====== Given records
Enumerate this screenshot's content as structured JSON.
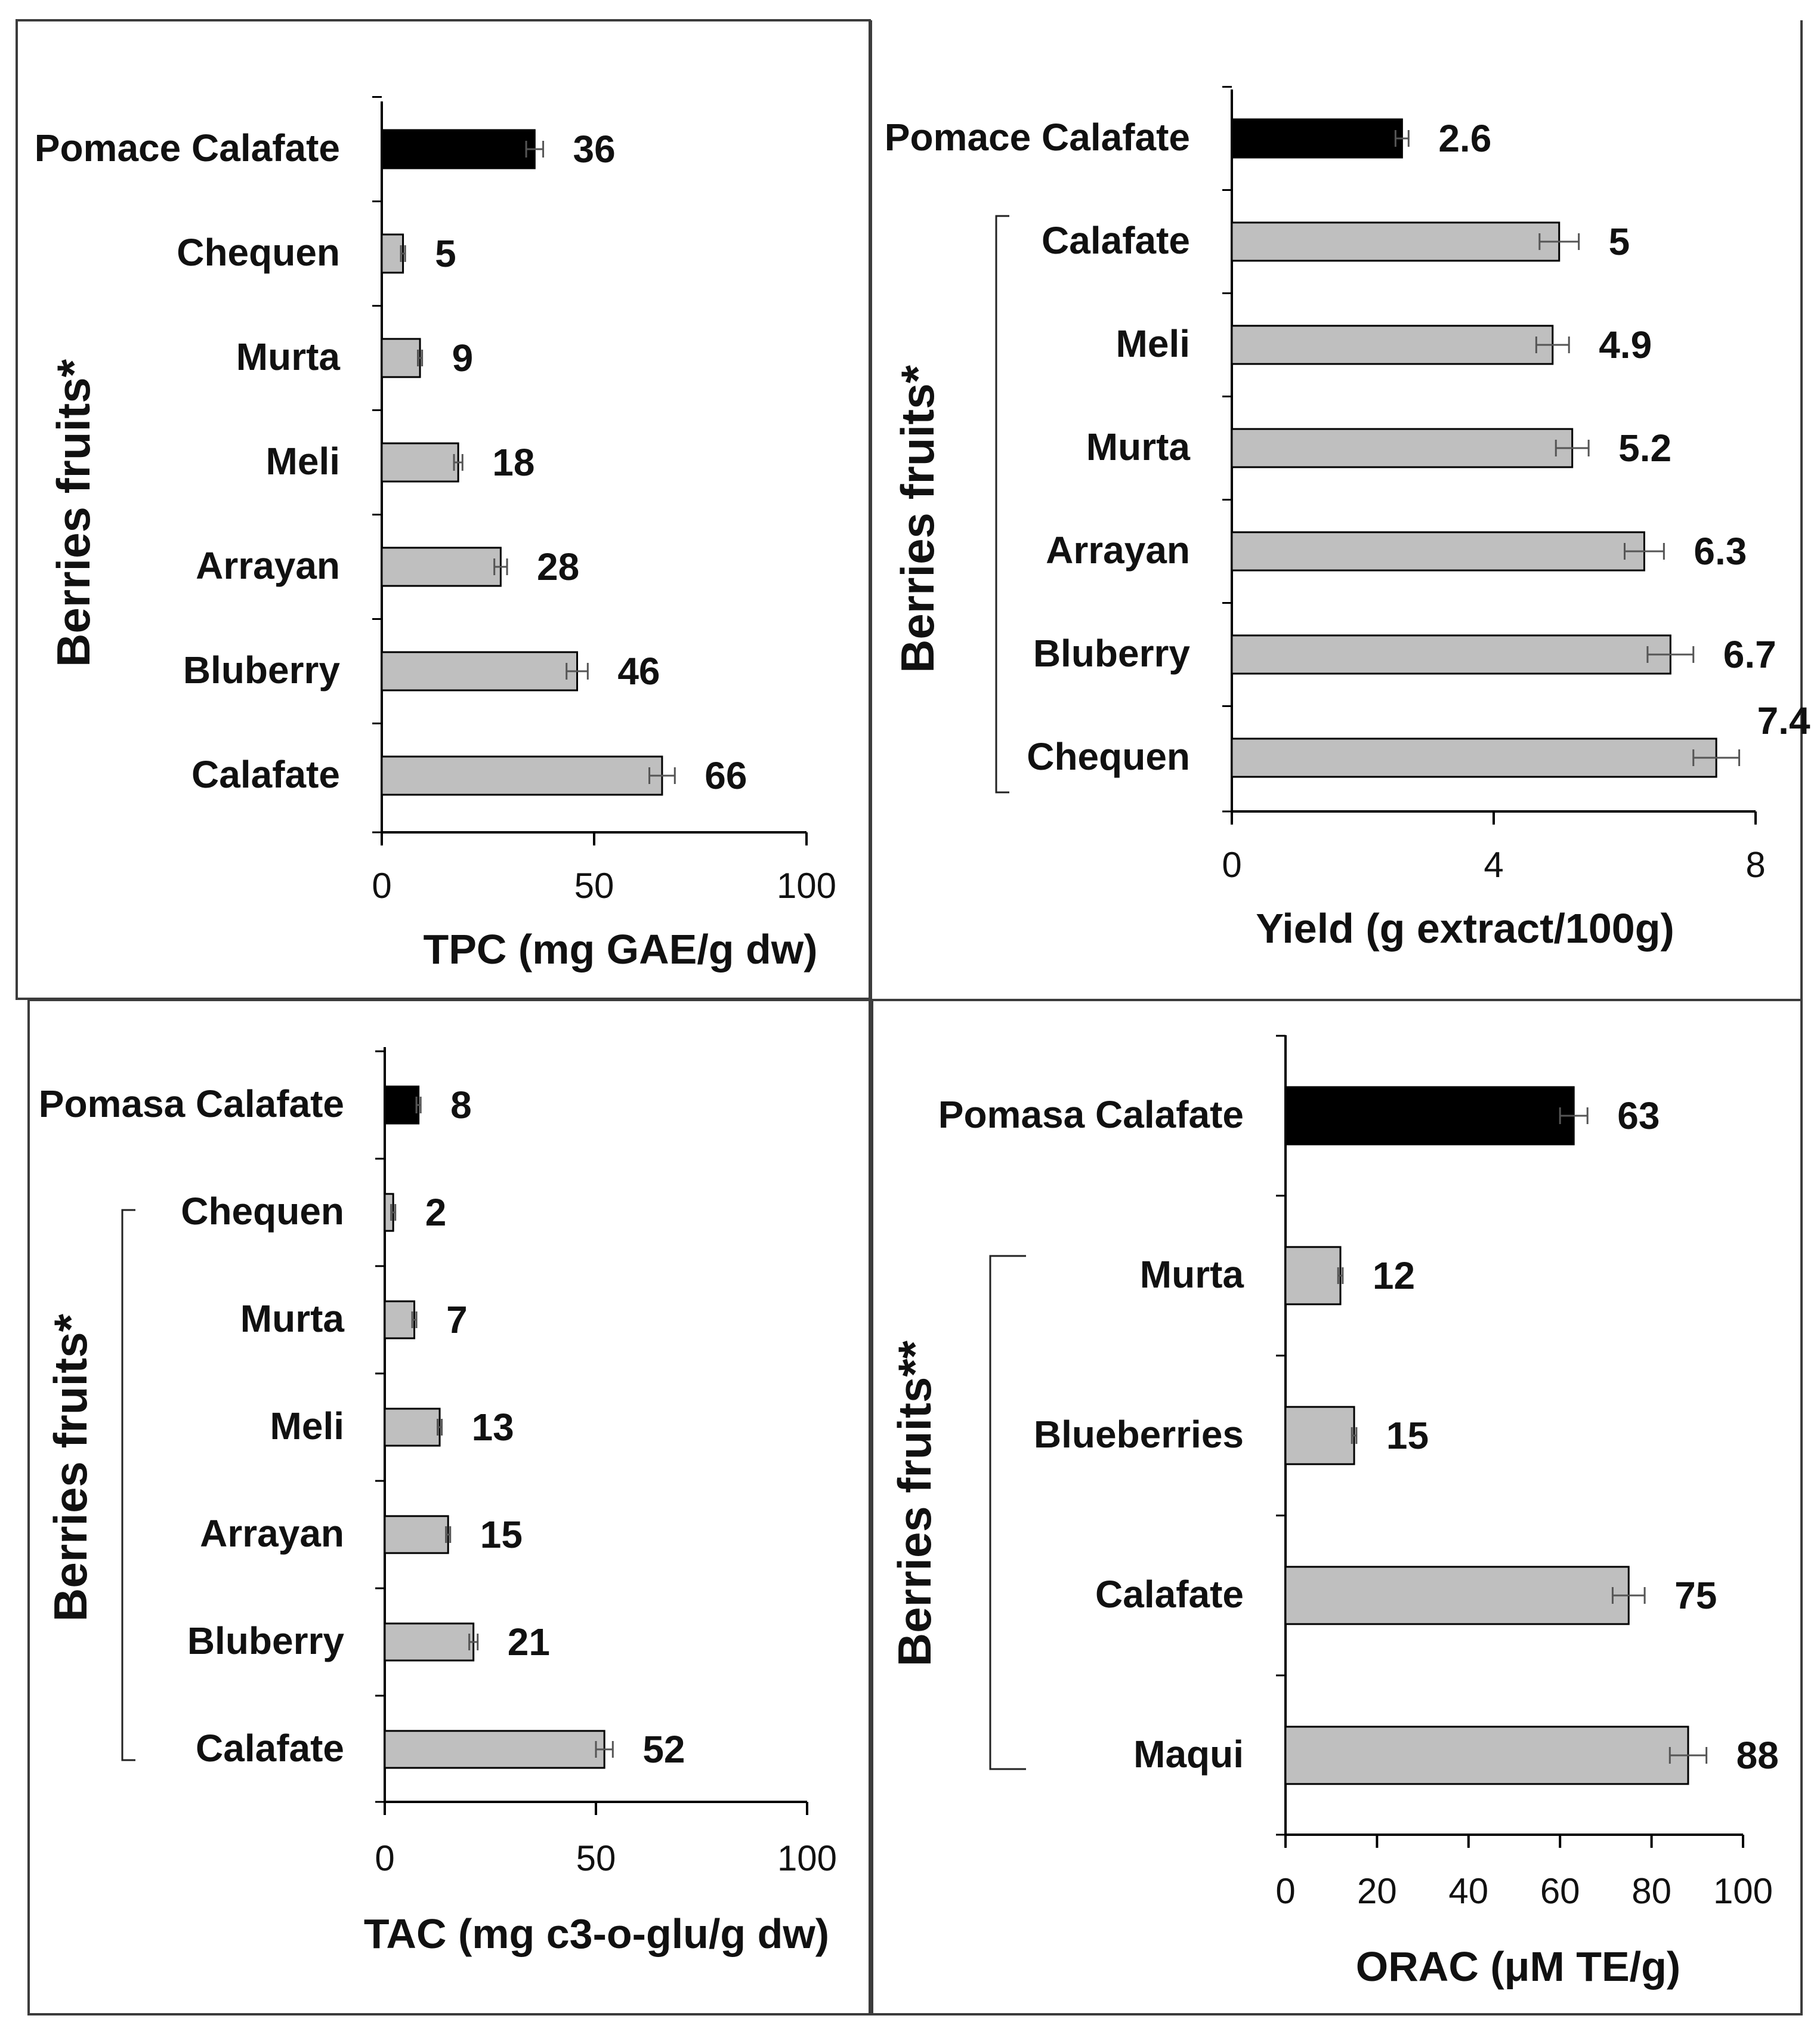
{
  "colors": {
    "highlight": "#000000",
    "bar": "#bfbfbf",
    "bar_edge": "#000000",
    "axis": "#000000",
    "error": "#555555",
    "frame": "#3c3c3c"
  },
  "chart_data": [
    {
      "type": "bar",
      "orientation": "horizontal",
      "categories": [
        "Pomace Calafate",
        "Chequen",
        "Murta",
        "Meli",
        "Arrayan",
        "Bluberry",
        "Calafate"
      ],
      "values": [
        36,
        5,
        9,
        18,
        28,
        46,
        66
      ],
      "labels": [
        "36",
        "5",
        "9",
        "18",
        "28",
        "46",
        "66"
      ],
      "error": [
        2,
        0.5,
        0.5,
        1,
        1.5,
        2.5,
        3
      ],
      "highlight": [
        true,
        false,
        false,
        false,
        false,
        false,
        false
      ],
      "xlim": [
        0,
        100
      ],
      "xticks": [
        0,
        50,
        100
      ],
      "xlabel": "TPC (mg GAE/g dw)",
      "ylabel": "Berries fruits*",
      "bracket": false
    },
    {
      "type": "bar",
      "orientation": "horizontal",
      "categories": [
        "Pomace Calafate",
        "Calafate",
        "Meli",
        "Murta",
        "Arrayan",
        "Bluberry",
        "Chequen"
      ],
      "values": [
        2.6,
        5,
        4.9,
        5.2,
        6.3,
        6.7,
        7.4
      ],
      "labels": [
        "2.6",
        "5",
        "4.9",
        "5.2",
        "6.3",
        "6.7",
        "7.4"
      ],
      "error": [
        0.1,
        0.3,
        0.25,
        0.25,
        0.3,
        0.35,
        0.35
      ],
      "highlight": [
        true,
        false,
        false,
        false,
        false,
        false,
        false
      ],
      "xlim": [
        0,
        8
      ],
      "xticks": [
        0,
        4,
        8
      ],
      "xlabel": "Yield (g extract/100g)",
      "ylabel": "Berries fruits*",
      "bracket": true
    },
    {
      "type": "bar",
      "orientation": "horizontal",
      "categories": [
        "Pomasa Calafate",
        "Chequen",
        "Murta",
        "Meli",
        "Arrayan",
        "Bluberry",
        "Calafate"
      ],
      "values": [
        8,
        2,
        7,
        13,
        15,
        21,
        52
      ],
      "labels": [
        "8",
        "2",
        "7",
        "13",
        "15",
        "21",
        "52"
      ],
      "error": [
        0.5,
        0.5,
        0.5,
        0.5,
        0.5,
        1,
        2
      ],
      "highlight": [
        true,
        false,
        false,
        false,
        false,
        false,
        false
      ],
      "xlim": [
        0,
        100
      ],
      "xticks": [
        0,
        50,
        100
      ],
      "xlabel": "TAC (mg c3-o-glu/g dw)",
      "ylabel": "Berries fruits*",
      "bracket": true
    },
    {
      "type": "bar",
      "orientation": "horizontal",
      "categories": [
        "Pomasa Calafate",
        "Murta",
        "Blueberries",
        "Calafate",
        "Maqui"
      ],
      "values": [
        63,
        12,
        15,
        75,
        88
      ],
      "labels": [
        "63",
        "12",
        "15",
        "75",
        "88"
      ],
      "error": [
        3,
        0.5,
        0.5,
        3.5,
        4
      ],
      "highlight": [
        true,
        false,
        false,
        false,
        false
      ],
      "xlim": [
        0,
        100
      ],
      "xticks": [
        0,
        20,
        40,
        60,
        80,
        100
      ],
      "xlabel": "ORAC (μM TE/g)",
      "ylabel": "Berries fruits**",
      "bracket": true
    }
  ]
}
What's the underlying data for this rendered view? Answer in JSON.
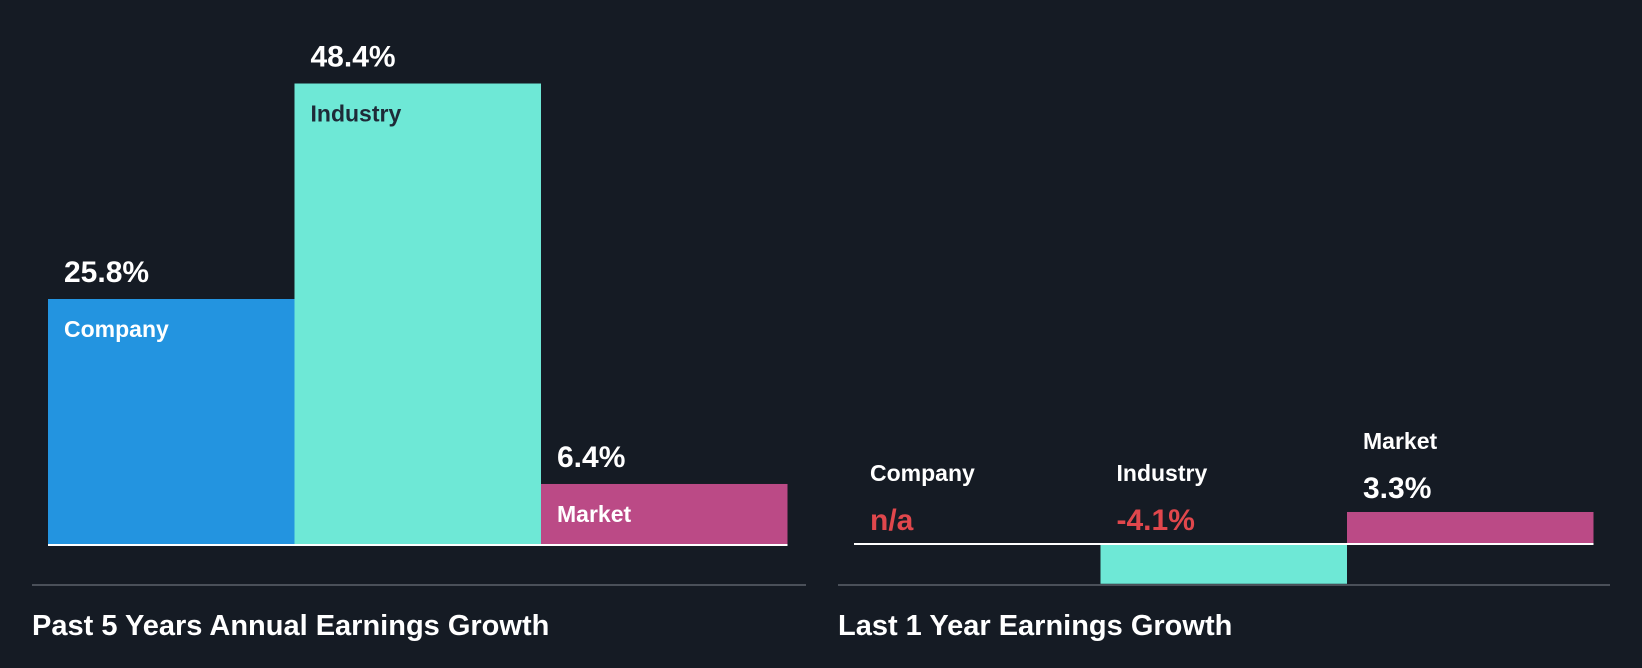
============
▸ Requirement
Generate a word-for-word copy of the preceding records, excluding all pictures.

▸ Result of the task
Enumerate this screenshot's content as structured JSON.
{
  "colors": {
    "highlight": "#000000",
    "bar": "#bfbfbf",
    "bar_edge": "#000000",
    "axis": "#000000",
    "error": "#555555",
    "frame": "#3c3c3c"
  },
  "chart_data": [
    {
      "type": "bar",
      "orientation": "horizontal",
      "categories": [
        "Pomace Calafate",
        "Chequen",
        "Murta",
        "Meli",
        "Arrayan",
        "Bluberry",
        "Calafate"
      ],
      "values": [
        36,
        5,
        9,
        18,
        28,
        46,
        66
      ],
      "labels": [
        "36",
        "5",
        "9",
        "18",
        "28",
        "46",
        "66"
      ],
      "error": [
        2,
        0.5,
        0.5,
        1,
        1.5,
        2.5,
        3
      ],
      "highlight": [
        true,
        false,
        false,
        false,
        false,
        false,
        false
      ],
      "xlim": [
        0,
        100
      ],
      "xticks": [
        0,
        50,
        100
      ],
      "xlabel": "TPC (mg GAE/g dw)",
      "ylabel": "Berries fruits*",
      "bracket": false
    },
    {
      "type": "bar",
      "orientation": "horizontal",
      "categories": [
        "Pomace Calafate",
        "Calafate",
        "Meli",
        "Murta",
        "Arrayan",
        "Bluberry",
        "Chequen"
      ],
      "values": [
        2.6,
        5,
        4.9,
        5.2,
        6.3,
        6.7,
        7.4
      ],
      "labels": [
        "2.6",
        "5",
        "4.9",
        "5.2",
        "6.3",
        "6.7",
        "7.4"
      ],
      "error": [
        0.1,
        0.3,
        0.25,
        0.25,
        0.3,
        0.35,
        0.35
      ],
      "highlight": [
        true,
        false,
        false,
        false,
        false,
        false,
        false
      ],
      "xlim": [
        0,
        8
      ],
      "xticks": [
        0,
        4,
        8
      ],
      "xlabel": "Yield (g extract/100g)",
      "ylabel": "Berries fruits*",
      "bracket": true
    },
    {
      "type": "bar",
      "orientation": "horizontal",
      "categories": [
        "Pomasa Calafate",
        "Chequen",
        "Murta",
        "Meli",
        "Arrayan",
        "Bluberry",
        "Calafate"
      ],
      "values": [
        8,
        2,
        7,
        13,
        15,
        21,
        52
      ],
      "labels": [
        "8",
        "2",
        "7",
        "13",
        "15",
        "21",
        "52"
      ],
      "error": [
        0.5,
        0.5,
        0.5,
        0.5,
        0.5,
        1,
        2
      ],
      "highlight": [
        true,
        false,
        false,
        false,
        false,
        false,
        false
      ],
      "xlim": [
        0,
        100
      ],
      "xticks": [
        0,
        50,
        100
      ],
      "xlabel": "TAC (mg c3-o-glu/g dw)",
      "ylabel": "Berries fruits*",
      "bracket": true
    },
    {
      "type": "bar",
      "orientation": "horizontal",
      "categories": [
        "Pomasa Calafate",
        "Murta",
        "Blueberries",
        "Calafate",
        "Maqui"
      ],
      "values": [
        63,
        12,
        15,
        75,
        88
      ],
      "labels": [
        "63",
        "12",
        "15",
        "75",
        "88"
      ],
      "error": [
        3,
        0.5,
        0.5,
        3.5,
        4
      ],
      "highlight": [
        true,
        false,
        false,
        false,
        false
      ],
      "xlim": [
        0,
        100
      ],
      "xticks": [
        0,
        20,
        40,
        60,
        80,
        100
      ],
      "xlabel": "ORAC (μM TE/g)",
      "ylabel": "Berries fruits**",
      "bracket": true
    }
  ]
}
What's the underlying data for this rendered view? Answer in JSON.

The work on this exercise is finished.